**Description of the task**: Repeat all of the data precisely.

-- Start --

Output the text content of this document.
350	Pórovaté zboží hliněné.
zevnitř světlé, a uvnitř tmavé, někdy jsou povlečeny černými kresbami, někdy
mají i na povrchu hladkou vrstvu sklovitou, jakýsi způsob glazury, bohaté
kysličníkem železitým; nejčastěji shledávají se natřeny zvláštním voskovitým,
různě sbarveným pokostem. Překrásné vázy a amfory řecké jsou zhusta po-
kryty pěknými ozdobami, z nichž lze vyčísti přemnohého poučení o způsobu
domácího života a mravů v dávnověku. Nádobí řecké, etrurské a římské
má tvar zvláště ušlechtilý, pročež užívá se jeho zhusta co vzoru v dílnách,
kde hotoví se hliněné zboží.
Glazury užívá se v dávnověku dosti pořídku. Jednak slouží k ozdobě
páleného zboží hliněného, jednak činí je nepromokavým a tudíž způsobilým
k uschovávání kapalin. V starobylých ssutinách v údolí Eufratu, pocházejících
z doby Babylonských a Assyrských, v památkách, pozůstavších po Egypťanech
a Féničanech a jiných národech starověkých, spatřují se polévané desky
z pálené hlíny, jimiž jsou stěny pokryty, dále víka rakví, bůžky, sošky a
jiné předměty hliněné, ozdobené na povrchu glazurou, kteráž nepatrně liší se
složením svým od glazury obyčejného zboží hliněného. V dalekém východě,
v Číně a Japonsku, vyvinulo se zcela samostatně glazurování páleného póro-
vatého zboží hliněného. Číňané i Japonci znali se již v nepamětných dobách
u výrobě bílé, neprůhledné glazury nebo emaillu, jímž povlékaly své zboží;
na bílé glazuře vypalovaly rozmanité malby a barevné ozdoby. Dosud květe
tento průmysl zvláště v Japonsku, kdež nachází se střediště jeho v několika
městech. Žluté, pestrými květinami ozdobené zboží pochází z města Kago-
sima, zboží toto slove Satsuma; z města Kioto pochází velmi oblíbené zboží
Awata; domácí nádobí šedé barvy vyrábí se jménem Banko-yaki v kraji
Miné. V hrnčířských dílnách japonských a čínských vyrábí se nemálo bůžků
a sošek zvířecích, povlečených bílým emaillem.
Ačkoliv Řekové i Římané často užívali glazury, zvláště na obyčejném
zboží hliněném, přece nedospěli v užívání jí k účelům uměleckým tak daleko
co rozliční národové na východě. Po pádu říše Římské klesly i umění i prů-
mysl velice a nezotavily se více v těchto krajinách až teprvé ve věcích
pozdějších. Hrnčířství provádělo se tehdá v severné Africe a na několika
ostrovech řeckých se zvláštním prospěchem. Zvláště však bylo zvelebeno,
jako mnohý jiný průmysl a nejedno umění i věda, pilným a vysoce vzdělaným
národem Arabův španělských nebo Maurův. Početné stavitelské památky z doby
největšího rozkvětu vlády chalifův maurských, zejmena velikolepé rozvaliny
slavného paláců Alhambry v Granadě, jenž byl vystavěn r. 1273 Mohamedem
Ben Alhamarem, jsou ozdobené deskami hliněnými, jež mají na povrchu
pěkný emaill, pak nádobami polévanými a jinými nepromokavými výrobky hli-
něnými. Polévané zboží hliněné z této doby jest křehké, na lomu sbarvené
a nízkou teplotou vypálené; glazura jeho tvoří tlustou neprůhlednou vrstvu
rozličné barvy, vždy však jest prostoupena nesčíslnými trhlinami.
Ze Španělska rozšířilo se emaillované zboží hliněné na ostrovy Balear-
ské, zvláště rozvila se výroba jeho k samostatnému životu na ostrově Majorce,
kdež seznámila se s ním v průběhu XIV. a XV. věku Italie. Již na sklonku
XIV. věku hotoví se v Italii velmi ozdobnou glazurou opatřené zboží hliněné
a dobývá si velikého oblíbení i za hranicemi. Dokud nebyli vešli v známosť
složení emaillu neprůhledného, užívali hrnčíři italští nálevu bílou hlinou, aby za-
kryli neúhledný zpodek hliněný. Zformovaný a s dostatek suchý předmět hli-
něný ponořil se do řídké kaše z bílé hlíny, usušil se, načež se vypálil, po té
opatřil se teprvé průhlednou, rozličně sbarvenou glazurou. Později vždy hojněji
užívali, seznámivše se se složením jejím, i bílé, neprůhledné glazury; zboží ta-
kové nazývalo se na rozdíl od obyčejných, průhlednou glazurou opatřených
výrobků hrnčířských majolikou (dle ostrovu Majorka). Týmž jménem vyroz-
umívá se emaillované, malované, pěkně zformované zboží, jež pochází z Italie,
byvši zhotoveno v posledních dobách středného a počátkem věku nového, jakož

-- End --

**Complete answer**:
Output the text content of this document.
350	Pórovaté zboží hliněné.
zevnitř světlé, a uvnitř tmavé, někdy jsou povlečeny černými kresbami, někdy
mají i na povrchu hladkou vrstvu sklovitou, jakýsi způsob glazury, bohaté
kysličníkem železitým; nejčastěji shledávají se natřeny zvláštním voskovitým,
různě sbarveným pokostem. Překrásné vázy a amfory řecké jsou zhusta po-
kryty pěknými ozdobami, z nichž lze vyčísti přemnohého poučení o způsobu
domácího života a mravů v dávnověku. Nádobí řecké, etrurské a římské
má tvar zvláště ušlechtilý, pročež užívá se jeho zhusta co vzoru v dílnách,
kde hotoví se hliněné zboží.
Glazury užívá se v dávnověku dosti pořídku. Jednak slouží k ozdobě
páleného zboží hliněného, jednak činí je nepromokavým a tudíž způsobilým
k uschovávání kapalin. V starobylých ssutinách v údolí Eufratu, pocházejících
z doby Babylonských a Assyrských, v památkách, pozůstavších po Egypťanech
a Féničanech a jiných národech starověkých, spatřují se polévané desky
z pálené hlíny, jimiž jsou stěny pokryty, dále víka rakví, bůžky, sošky a
jiné předměty hliněné, ozdobené na povrchu glazurou, kteráž nepatrně liší se
složením svým od glazury obyčejného zboží hliněného. V dalekém východě,
v Číně a Japonsku, vyvinulo se zcela samostatně glazurování páleného póro-
vatého zboží hliněného. Číňané i Japonci znali se již v nepamětných dobách
u výrobě bílé, neprůhledné glazury nebo emaillu, jímž povlékaly své zboží;
na bílé glazuře vypalovaly rozmanité malby a barevné ozdoby. Dosud květe
tento průmysl zvláště v Japonsku, kdež nachází se střediště jeho v několika
městech. Žluté, pestrými květinami ozdobené zboží pochází z města Kago-
sima, zboží toto slove Satsuma; z města Kioto pochází velmi oblíbené zboží
Awata; domácí nádobí šedé barvy vyrábí se jménem Banko-yaki v kraji
Miné. V hrnčířských dílnách japonských a čínských vyrábí se nemálo bůžků
a sošek zvířecích, povlečených bílým emaillem.
Ačkoliv Řekové i Římané často užívali glazury, zvláště na obyčejném
zboží hliněném, přece nedospěli v užívání jí k účelům uměleckým tak daleko
co rozliční národové na východě. Po pádu říše Římské klesly i umění i prů-
mysl velice a nezotavily se více v těchto krajinách až teprvé ve věcích
pozdějších. Hrnčířství provádělo se tehdá v severné Africe a na několika
ostrovech řeckých se zvláštním prospěchem. Zvláště však bylo zvelebeno,
jako mnohý jiný průmysl a nejedno umění i věda, pilným a vysoce vzdělaným
národem Arabův španělských nebo Maurův. Početné stavitelské památky z doby
největšího rozkvětu vlády chalifův maurských, zejmena velikolepé rozvaliny
slavného paláců Alhambry v Granadě, jenž byl vystavěn r. 1273 Mohamedem
Ben Alhamarem, jsou ozdobené deskami hliněnými, jež mají na povrchu
pěkný emaill, pak nádobami polévanými a jinými nepromokavými výrobky hli-
něnými. Polévané zboží hliněné z této doby jest křehké, na lomu sbarvené
a nízkou teplotou vypálené; glazura jeho tvoří tlustou neprůhlednou vrstvu
rozličné barvy, vždy však jest prostoupena nesčíslnými trhlinami.
Ze Španělska rozšířilo se emaillované zboží hliněné na ostrovy Balear-
ské, zvláště rozvila se výroba jeho k samostatnému životu na ostrově Majorce,
kdež seznámila se s ním v průběhu XIV. a XV. věku Italie. Již na sklonku
XIV. věku hotoví se v Italii velmi ozdobnou glazurou opatřené zboží hliněné
a dobývá si velikého oblíbení i za hranicemi. Dokud nebyli vešli v známosť
složení emaillu neprůhledného, užívali hrnčíři italští nálevu bílou hlinou, aby za-
kryli neúhledný zpodek hliněný. Zformovaný a s dostatek suchý předmět hli-
něný ponořil se do řídké kaše z bílé hlíny, usušil se, načež se vypálil, po té
opatřil se teprvé průhlednou, rozličně sbarvenou glazurou. Později vždy hojněji
užívali, seznámivše se se složením jejím, i bílé, neprůhledné glazury; zboží ta-
kové nazývalo se na rozdíl od obyčejných, průhlednou glazurou opatřených
výrobků hrnčířských majolikou (dle ostrovu Majorka). Týmž jménem vyroz-
umívá se emaillované, malované, pěkně zformované zboží, jež pochází z Italie,
byvši zhotoveno v posledních dobách středného a počátkem věku nového, jakož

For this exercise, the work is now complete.